• WHAT YOU SHOULD DO
Omit the pictures, then write out every entry exactly as it reads.

• INPUT RECORDS
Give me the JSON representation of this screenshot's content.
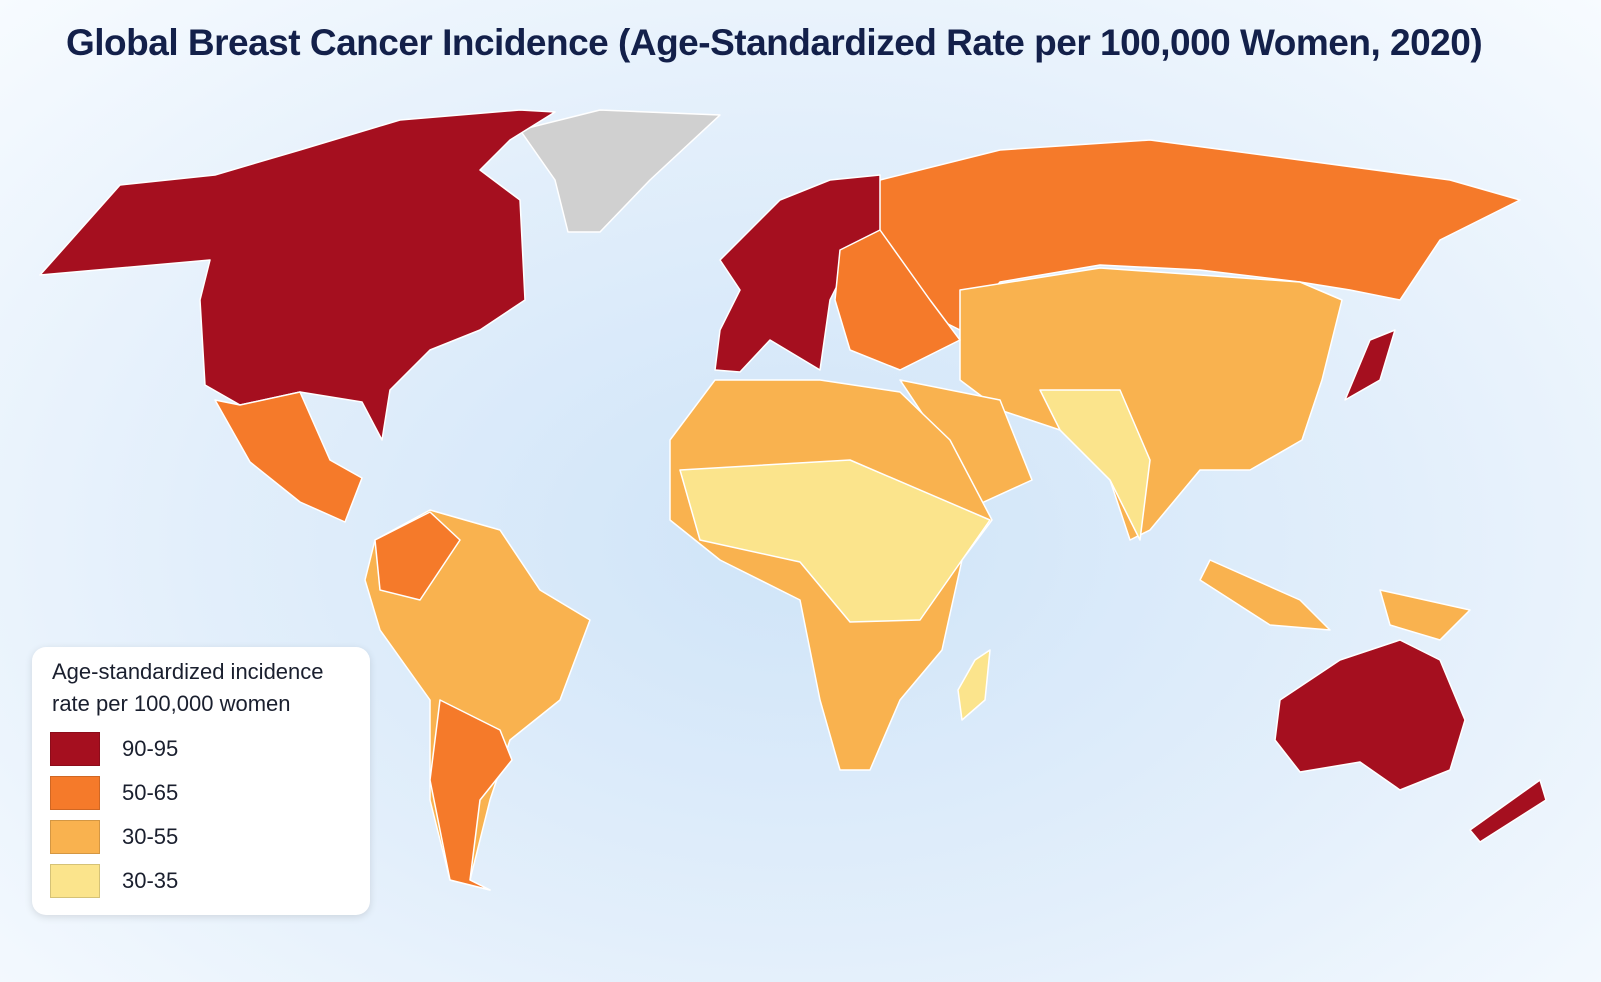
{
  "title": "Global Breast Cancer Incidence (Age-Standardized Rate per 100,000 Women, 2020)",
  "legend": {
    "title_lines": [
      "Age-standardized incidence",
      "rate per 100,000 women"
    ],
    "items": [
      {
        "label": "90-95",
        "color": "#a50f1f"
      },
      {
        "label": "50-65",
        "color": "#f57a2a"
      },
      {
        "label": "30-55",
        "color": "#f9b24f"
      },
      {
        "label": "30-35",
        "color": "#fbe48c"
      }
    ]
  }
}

• OUTPUT FOR THIS EXERCISE
Give me the JSON representation of this screenshot's content.
{
  "title": "Global Breast Cancer Incidence (Age-Standardized Rate per 100,000 Women, 2020)",
  "legend": {
    "title_lines": [
      "Age-standardized incidence",
      "rate per 100,000 women"
    ],
    "items": [
      {
        "label": "90-95",
        "color": "#a50f1f"
      },
      {
        "label": "50-65",
        "color": "#f57a2a"
      },
      {
        "label": "30-55",
        "color": "#f9b24f"
      },
      {
        "label": "30-35",
        "color": "#fbe48c"
      }
    ]
  }
}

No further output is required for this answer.